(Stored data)
══════
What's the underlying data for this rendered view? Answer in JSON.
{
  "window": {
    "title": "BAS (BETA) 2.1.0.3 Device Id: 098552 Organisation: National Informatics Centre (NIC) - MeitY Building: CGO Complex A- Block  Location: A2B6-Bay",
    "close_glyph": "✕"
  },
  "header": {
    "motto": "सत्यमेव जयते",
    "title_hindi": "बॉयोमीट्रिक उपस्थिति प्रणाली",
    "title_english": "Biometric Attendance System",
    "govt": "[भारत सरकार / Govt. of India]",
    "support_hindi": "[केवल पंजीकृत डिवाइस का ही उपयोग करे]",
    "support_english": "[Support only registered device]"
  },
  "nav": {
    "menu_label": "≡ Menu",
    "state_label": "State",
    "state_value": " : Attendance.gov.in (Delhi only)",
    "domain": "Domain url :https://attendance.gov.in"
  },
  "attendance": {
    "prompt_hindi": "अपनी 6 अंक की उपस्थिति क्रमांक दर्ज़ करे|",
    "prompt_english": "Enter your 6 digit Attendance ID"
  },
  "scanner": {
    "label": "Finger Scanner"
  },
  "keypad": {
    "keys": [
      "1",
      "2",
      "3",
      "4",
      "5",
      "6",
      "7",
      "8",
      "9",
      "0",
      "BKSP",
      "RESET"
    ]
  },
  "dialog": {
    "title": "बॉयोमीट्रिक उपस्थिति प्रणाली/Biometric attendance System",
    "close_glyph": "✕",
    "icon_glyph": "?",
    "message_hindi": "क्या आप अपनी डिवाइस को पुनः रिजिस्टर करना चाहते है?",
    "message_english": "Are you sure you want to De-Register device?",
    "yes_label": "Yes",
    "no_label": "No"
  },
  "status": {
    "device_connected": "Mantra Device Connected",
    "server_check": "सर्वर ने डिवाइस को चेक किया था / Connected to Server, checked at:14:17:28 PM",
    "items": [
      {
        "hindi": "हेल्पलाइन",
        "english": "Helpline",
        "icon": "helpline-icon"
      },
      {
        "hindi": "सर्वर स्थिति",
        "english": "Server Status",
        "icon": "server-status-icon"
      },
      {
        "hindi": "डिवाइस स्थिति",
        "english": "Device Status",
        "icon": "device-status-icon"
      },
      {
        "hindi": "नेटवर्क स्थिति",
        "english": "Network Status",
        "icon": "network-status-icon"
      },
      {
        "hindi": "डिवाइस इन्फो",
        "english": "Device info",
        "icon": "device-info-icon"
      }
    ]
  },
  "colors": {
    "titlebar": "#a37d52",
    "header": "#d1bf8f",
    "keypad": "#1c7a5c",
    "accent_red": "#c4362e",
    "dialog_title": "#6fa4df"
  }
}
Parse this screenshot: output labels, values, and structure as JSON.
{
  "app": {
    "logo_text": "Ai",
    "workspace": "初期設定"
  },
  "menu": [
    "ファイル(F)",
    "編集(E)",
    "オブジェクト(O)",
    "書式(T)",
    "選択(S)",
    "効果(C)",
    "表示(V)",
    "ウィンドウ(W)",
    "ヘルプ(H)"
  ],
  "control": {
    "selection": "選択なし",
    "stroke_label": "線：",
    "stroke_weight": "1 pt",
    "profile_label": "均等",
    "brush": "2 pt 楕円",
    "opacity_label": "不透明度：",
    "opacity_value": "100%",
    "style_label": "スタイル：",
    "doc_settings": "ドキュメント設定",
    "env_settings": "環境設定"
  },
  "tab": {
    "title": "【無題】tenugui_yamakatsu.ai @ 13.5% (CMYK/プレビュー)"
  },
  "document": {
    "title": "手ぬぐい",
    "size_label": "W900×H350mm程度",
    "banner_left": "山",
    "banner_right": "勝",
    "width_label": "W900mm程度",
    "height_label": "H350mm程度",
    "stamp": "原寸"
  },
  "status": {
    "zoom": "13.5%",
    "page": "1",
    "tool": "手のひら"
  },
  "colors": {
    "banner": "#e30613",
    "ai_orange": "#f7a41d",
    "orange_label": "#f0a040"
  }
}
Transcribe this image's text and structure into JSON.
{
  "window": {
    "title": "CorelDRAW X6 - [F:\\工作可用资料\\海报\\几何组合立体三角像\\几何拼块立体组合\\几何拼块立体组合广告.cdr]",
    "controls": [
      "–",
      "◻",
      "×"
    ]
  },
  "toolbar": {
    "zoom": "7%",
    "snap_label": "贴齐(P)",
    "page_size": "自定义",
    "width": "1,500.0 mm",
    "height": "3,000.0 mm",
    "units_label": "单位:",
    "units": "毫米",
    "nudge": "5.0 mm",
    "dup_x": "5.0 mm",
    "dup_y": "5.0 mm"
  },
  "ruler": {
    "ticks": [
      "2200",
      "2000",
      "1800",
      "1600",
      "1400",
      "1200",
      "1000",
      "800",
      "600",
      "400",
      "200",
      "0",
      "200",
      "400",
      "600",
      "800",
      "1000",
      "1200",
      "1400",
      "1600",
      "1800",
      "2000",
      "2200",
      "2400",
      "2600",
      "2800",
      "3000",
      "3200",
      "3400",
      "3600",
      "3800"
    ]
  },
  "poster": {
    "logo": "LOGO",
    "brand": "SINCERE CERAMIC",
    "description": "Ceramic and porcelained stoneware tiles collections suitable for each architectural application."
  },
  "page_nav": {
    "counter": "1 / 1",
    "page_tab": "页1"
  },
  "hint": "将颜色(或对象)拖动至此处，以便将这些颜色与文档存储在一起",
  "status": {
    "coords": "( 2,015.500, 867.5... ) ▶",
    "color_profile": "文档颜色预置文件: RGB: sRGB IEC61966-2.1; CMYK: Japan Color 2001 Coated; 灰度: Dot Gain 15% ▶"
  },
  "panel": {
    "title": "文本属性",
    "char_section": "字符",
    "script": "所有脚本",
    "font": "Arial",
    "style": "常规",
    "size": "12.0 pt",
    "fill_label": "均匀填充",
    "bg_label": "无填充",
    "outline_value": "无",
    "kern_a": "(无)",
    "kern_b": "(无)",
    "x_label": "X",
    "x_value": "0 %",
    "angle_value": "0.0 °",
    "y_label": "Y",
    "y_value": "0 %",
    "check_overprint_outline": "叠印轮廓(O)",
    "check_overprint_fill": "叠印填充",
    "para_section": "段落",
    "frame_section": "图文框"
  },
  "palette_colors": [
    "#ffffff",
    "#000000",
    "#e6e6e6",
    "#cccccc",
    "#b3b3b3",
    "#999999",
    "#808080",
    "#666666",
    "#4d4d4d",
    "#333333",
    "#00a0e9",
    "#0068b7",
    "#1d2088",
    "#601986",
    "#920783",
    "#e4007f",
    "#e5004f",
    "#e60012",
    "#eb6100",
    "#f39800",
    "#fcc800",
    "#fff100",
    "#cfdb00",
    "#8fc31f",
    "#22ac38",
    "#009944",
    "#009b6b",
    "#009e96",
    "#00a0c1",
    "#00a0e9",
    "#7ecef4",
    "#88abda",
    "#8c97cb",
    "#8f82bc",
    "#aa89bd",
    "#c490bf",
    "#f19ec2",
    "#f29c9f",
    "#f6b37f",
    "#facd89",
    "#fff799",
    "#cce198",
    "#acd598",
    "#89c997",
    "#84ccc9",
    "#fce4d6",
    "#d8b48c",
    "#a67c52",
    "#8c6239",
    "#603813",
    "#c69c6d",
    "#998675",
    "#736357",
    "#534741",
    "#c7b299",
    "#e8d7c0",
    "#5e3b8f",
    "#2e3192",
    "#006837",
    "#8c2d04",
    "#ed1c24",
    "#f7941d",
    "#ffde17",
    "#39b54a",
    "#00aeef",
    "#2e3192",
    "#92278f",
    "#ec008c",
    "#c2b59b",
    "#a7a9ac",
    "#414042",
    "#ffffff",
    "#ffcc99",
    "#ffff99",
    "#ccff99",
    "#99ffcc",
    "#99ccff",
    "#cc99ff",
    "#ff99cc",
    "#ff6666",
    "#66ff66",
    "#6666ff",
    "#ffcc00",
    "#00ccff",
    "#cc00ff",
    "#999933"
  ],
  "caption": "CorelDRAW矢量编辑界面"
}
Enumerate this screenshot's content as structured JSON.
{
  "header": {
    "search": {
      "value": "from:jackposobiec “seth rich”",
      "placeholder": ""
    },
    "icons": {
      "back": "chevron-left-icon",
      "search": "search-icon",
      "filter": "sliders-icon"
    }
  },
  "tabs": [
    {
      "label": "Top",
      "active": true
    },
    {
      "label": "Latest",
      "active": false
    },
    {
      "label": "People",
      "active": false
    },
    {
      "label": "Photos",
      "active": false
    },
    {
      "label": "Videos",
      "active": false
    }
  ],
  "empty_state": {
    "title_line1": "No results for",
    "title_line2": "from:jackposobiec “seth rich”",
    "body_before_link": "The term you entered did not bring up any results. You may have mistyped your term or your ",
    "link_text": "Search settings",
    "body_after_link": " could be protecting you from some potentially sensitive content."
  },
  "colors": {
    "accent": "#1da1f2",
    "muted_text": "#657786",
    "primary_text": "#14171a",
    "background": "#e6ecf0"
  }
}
══════
**Brief:** Select the lines in this material that hold the word "CMYK", leaving none out.

**Solution to the exercise:**
    "title": "【無題】tenugui_yamakatsu.ai @ 13.5% (CMYK/プレビュー)"
    "color_profile": "文档颜色预置文件: RGB: sRGB IEC61966-2.1; CMYK: Japan Color 2001 Coated; 灰度: Dot Gain 15% ▶"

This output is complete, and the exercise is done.